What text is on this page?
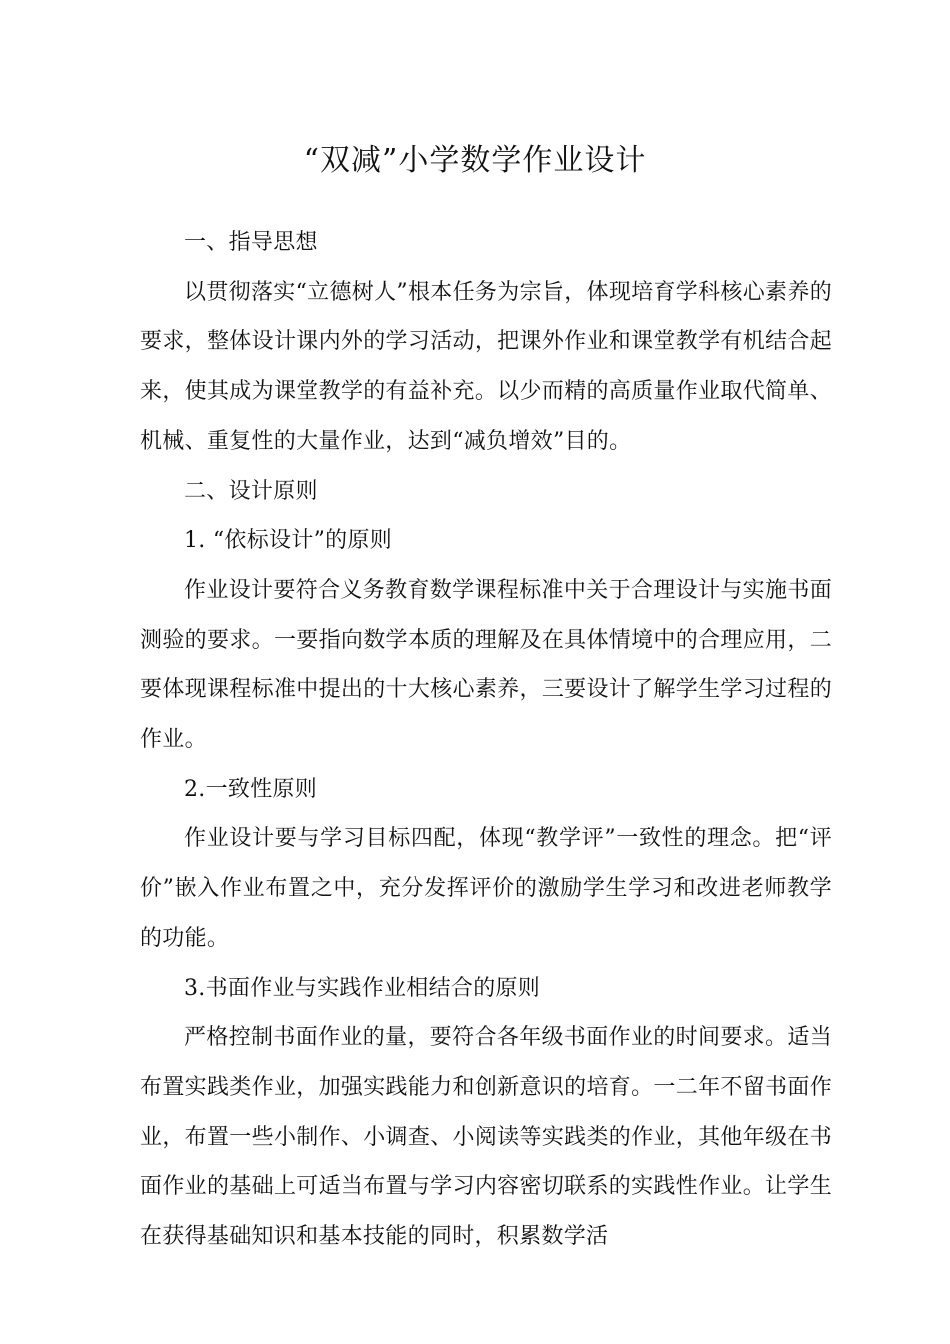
“双减”小学数学作业设计
一、指导思想

以贯彻落实“立德树人”根本任务为宗旨，体现培育学科核心素养的要求，整体设计课内外的学习活动，把课外作业和课堂教学有机结合起来，使其成为课堂教学的有益补充。以少而精的高质量作业取代简单、机械、重复性的大量作业，达到“减负增效”目的。

二、设计原则
1. “依标设计”的原则

作业设计要符合义务教育数学课程标准中关于合理设计与实施书面测验的要求。一要指向数学本质的理解及在具体情境中的合理应用，二要体现课程标准中提出的十大核心素养，三要设计了解学生学习过程的作业。

2.一致性原则

作业设计要与学习目标四配，体现“教学评”一致性的理念。把“评价”嵌入作业布置之中，充分发挥评价的激励学生学习和改进老师教学的功能。

3.书面作业与实践作业相结合的原则

严格控制书面作业的量，要符合各年级书面作业的时间要求。适当布置实践类作业，加强实践能力和创新意识的培育。一二年不留书面作业，布置一些小制作、小调查、小阅读等实践类的作业，其他年级在书面作业的基础上可适当布置与学习内容密切联系的实践性作业。让学生在获得基础知识和基本技能的同时，积累数学活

━━━━━━━━━━━━━━━━

- Objective -
Repeat the records above exactly, leaving out any pictures they contain.

- Response to this task -
What text is on this page?
“双减”小学数学作业设计
一、指导思想

以贯彻落实“立德树人”根本任务为宗旨，体现培育学科核心素养的要求，整体设计课内外的学习活动，把课外作业和课堂教学有机结合起来，使其成为课堂教学的有益补充。以少而精的高质量作业取代简单、机械、重复性的大量作业，达到“减负增效”目的。

二、设计原则
1. “依标设计”的原则

作业设计要符合义务教育数学课程标准中关于合理设计与实施书面测验的要求。一要指向数学本质的理解及在具体情境中的合理应用，二要体现课程标准中提出的十大核心素养，三要设计了解学生学习过程的作业。

2.一致性原则

作业设计要与学习目标四配，体现“教学评”一致性的理念。把“评价”嵌入作业布置之中，充分发挥评价的激励学生学习和改进老师教学的功能。

3.书面作业与实践作业相结合的原则

严格控制书面作业的量，要符合各年级书面作业的时间要求。适当布置实践类作业，加强实践能力和创新意识的培育。一二年不留书面作业，布置一些小制作、小调查、小阅读等实践类的作业，其他年级在书面作业的基础上可适当布置与学习内容密切联系的实践性作业。让学生在获得基础知识和基本技能的同时，积累数学活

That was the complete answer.